### WHAT YOU SHOULD DO
Every line with the word "Maintenance" in it should be extracted from the data that follows.

begin

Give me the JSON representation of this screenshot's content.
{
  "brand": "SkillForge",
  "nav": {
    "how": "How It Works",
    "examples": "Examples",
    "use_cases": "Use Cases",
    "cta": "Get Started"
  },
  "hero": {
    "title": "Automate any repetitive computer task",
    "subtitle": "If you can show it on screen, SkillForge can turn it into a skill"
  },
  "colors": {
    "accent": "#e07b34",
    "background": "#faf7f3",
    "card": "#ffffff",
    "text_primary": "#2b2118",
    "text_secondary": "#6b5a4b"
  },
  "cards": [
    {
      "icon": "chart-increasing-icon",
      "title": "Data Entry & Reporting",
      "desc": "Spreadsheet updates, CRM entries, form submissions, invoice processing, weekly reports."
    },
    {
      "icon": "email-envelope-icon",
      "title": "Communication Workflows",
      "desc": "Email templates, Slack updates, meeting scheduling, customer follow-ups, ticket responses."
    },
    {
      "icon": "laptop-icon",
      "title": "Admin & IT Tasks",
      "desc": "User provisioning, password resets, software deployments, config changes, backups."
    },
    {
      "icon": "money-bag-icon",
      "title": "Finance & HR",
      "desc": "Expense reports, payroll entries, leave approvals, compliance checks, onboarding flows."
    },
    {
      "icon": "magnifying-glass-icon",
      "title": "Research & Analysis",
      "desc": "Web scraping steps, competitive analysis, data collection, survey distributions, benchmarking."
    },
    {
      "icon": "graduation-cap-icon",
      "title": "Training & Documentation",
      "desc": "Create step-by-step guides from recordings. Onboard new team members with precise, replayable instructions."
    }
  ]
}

end
begin

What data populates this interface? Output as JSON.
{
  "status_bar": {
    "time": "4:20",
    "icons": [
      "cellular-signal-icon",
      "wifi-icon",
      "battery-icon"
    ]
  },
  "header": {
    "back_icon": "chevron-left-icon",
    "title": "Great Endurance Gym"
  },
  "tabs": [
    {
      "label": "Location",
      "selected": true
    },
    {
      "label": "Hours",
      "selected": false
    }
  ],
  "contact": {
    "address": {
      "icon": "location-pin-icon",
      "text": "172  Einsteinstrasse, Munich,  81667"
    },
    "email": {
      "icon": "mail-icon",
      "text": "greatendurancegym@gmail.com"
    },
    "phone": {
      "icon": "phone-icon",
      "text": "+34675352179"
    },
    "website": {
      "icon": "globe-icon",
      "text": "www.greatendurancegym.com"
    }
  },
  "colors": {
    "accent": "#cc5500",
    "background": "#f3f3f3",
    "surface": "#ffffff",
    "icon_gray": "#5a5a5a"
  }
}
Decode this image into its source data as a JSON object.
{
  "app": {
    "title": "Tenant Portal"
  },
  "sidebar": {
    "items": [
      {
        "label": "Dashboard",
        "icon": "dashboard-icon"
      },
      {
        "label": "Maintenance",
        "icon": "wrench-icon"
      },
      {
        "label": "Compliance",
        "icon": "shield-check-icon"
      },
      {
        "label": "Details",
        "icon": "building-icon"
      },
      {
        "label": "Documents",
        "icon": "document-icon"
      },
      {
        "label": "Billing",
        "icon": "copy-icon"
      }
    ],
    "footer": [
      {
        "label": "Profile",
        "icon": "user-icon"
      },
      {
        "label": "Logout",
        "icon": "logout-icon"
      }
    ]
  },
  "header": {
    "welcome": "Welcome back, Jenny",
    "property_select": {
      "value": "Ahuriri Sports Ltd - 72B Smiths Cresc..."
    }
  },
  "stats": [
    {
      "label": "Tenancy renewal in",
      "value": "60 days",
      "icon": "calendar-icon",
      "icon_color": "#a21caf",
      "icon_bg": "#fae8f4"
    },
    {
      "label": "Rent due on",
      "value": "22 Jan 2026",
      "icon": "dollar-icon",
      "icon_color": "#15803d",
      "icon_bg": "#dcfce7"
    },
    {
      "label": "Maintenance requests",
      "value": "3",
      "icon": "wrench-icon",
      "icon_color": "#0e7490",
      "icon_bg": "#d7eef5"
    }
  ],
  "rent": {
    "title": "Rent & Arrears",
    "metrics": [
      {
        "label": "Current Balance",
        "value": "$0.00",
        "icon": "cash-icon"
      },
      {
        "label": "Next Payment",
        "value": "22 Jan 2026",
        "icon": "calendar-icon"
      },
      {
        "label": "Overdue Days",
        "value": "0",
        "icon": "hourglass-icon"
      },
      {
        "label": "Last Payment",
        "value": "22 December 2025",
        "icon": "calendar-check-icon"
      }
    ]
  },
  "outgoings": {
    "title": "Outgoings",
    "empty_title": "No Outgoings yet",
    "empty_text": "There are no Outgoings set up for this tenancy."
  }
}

end

### TASK OUTPUT
        "label": "Maintenance",
      "label": "Maintenance requests",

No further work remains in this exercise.